- [Instructions for the task]:
Where a line below holds the string "Hurricane", copy that line.
---
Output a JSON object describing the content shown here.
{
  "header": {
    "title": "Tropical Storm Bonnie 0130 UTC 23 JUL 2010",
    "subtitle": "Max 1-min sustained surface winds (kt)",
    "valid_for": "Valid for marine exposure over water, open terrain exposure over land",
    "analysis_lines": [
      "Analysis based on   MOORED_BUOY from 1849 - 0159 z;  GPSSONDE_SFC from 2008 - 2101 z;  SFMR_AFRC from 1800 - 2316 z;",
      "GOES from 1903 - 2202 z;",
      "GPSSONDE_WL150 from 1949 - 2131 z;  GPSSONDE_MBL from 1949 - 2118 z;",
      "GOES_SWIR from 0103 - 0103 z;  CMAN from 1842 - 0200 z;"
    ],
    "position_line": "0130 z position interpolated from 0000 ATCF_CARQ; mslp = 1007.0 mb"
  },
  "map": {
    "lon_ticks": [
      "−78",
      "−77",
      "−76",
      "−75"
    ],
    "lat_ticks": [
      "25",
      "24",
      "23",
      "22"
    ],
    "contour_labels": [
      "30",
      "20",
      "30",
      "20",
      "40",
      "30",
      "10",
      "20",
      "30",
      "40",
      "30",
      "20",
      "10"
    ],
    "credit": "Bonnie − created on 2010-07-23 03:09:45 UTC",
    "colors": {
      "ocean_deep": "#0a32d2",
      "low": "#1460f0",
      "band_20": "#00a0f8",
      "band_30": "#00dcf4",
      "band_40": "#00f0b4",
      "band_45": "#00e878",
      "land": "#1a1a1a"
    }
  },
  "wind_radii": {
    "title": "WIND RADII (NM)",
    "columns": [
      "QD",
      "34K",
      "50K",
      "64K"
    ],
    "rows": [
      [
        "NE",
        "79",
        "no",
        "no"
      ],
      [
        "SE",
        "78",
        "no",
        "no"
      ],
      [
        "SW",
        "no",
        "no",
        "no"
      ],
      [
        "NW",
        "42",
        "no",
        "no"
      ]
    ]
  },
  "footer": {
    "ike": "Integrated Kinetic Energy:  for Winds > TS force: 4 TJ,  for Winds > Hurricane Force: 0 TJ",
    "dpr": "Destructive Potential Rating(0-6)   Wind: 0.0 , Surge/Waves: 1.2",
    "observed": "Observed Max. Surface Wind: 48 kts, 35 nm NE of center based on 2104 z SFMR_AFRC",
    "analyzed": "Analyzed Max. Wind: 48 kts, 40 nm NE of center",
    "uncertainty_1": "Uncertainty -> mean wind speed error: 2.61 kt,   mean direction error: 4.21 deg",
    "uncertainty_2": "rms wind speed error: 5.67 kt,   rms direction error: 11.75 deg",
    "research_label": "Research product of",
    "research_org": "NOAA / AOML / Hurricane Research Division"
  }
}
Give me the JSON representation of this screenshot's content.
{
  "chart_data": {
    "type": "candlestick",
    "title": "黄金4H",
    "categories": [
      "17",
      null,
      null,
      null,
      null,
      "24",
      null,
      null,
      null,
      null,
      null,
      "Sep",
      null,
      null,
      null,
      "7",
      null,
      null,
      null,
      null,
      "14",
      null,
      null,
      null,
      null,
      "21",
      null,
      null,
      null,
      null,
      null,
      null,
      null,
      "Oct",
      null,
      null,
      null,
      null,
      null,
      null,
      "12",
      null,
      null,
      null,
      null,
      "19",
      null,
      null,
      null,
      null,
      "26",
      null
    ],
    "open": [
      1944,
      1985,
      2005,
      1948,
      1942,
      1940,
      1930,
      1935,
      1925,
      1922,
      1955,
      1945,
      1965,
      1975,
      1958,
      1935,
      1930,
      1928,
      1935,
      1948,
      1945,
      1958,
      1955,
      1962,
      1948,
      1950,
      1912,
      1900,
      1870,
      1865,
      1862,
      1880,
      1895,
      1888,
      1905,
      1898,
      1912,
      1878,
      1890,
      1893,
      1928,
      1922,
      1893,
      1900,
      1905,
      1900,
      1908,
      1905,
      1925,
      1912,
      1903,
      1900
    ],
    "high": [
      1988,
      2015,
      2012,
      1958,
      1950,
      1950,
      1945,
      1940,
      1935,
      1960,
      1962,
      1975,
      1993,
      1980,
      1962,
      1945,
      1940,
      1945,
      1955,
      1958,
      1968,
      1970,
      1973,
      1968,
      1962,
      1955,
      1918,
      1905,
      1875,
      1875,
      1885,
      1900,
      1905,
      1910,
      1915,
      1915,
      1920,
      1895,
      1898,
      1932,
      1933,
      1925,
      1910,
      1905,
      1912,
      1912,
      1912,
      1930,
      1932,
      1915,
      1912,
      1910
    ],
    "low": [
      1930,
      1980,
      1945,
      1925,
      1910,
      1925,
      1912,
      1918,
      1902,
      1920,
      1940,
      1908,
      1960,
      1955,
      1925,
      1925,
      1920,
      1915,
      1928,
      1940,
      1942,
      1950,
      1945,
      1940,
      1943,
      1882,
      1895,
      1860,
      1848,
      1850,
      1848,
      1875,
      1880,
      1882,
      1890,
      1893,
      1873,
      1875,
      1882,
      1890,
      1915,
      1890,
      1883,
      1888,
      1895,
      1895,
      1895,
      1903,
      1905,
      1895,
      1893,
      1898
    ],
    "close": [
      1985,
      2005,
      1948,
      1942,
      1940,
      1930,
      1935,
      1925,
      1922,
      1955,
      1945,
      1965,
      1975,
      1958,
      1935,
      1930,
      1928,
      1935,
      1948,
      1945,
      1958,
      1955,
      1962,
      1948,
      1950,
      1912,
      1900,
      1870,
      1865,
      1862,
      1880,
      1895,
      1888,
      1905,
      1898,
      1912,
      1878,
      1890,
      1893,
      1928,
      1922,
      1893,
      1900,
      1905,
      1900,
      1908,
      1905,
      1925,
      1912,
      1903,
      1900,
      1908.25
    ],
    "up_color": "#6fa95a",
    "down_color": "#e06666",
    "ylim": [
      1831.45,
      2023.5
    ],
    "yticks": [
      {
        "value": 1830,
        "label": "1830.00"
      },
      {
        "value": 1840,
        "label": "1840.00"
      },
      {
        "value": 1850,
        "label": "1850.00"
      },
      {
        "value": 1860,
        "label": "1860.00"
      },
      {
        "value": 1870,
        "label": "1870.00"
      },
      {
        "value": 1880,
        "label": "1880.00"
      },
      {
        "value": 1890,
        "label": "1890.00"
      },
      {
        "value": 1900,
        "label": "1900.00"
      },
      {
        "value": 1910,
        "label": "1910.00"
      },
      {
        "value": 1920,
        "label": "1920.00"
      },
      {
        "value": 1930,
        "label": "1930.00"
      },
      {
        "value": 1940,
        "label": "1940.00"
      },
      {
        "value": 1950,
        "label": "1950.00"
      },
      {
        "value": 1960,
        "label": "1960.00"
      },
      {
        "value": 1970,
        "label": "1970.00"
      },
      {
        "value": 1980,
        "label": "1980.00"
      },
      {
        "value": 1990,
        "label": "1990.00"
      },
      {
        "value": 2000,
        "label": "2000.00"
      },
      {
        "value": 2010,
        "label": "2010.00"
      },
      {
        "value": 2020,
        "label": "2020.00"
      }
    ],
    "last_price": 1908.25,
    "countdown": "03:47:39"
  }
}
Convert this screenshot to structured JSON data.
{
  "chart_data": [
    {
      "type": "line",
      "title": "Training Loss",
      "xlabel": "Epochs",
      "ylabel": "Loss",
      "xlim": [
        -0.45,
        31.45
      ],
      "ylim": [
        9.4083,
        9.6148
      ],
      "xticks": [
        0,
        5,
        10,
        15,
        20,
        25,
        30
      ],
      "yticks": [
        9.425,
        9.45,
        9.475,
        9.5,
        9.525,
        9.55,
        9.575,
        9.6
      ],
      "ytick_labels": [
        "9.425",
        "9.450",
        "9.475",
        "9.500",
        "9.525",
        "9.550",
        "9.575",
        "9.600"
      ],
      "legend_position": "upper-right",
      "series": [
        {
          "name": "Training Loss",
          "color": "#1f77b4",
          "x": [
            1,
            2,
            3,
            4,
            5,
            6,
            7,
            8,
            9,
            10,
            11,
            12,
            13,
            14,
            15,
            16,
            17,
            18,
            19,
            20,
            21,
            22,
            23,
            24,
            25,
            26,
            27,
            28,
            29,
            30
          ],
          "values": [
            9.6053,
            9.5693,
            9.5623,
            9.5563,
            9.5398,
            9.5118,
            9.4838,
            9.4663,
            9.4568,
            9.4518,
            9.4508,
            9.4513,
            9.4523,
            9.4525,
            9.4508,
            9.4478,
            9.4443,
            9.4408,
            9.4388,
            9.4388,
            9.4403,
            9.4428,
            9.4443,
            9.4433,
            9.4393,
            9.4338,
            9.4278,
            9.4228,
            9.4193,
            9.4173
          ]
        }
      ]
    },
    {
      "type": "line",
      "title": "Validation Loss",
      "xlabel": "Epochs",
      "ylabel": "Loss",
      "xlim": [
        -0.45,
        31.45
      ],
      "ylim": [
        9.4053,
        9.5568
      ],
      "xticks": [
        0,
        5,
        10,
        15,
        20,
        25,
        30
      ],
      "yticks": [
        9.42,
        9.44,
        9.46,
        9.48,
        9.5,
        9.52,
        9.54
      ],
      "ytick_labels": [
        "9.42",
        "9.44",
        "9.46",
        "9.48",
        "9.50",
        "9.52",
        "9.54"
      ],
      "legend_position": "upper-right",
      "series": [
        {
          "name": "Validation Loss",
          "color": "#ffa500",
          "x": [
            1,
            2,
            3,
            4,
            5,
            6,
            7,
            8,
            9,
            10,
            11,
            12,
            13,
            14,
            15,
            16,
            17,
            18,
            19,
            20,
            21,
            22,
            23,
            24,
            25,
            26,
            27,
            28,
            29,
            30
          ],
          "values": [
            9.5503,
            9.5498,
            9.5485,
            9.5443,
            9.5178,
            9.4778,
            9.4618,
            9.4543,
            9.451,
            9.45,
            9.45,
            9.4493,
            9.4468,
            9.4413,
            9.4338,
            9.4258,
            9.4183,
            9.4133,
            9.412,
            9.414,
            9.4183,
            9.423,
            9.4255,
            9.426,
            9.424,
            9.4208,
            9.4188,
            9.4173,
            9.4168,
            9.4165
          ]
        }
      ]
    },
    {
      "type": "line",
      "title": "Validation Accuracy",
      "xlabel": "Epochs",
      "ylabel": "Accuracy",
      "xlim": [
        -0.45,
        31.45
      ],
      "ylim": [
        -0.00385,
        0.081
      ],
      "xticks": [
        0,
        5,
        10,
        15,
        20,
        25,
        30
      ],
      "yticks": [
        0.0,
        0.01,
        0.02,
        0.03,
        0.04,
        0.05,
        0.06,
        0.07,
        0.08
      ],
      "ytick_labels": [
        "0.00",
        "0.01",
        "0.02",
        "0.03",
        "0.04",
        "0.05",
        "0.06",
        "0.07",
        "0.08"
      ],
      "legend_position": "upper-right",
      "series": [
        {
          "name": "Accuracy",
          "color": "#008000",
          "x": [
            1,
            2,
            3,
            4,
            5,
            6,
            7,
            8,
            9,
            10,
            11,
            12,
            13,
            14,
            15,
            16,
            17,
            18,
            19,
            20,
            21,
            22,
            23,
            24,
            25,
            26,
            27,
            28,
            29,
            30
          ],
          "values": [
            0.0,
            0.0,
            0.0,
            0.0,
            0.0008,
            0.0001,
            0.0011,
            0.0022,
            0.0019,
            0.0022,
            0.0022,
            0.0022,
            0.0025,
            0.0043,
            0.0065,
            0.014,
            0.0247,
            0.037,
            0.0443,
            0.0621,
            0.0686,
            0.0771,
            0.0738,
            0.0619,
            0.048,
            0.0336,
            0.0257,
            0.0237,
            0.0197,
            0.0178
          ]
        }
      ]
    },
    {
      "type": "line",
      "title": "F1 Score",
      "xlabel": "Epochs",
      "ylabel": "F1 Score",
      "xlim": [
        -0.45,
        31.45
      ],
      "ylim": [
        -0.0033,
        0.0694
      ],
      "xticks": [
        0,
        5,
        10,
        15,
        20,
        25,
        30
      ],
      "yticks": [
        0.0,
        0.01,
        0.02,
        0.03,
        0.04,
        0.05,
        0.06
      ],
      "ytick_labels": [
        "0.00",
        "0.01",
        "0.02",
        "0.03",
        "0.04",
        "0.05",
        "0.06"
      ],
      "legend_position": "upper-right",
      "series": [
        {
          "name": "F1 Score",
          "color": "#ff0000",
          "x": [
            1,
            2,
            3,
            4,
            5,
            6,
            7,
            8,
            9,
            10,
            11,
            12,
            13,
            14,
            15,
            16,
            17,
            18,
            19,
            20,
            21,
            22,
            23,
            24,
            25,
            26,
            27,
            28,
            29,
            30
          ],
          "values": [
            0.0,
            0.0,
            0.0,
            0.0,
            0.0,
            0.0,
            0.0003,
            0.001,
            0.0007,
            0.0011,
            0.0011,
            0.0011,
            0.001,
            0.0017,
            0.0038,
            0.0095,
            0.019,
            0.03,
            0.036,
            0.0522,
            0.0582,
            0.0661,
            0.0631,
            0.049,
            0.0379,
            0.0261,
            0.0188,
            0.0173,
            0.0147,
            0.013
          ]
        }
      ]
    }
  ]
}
---
- [Solution below]:
    "ike": "Integrated Kinetic Energy:  for Winds > TS force: 4 TJ,  for Winds > Hurricane Force: 0 TJ",
    "research_org": "NOAA / AOML / Hurricane Research Division"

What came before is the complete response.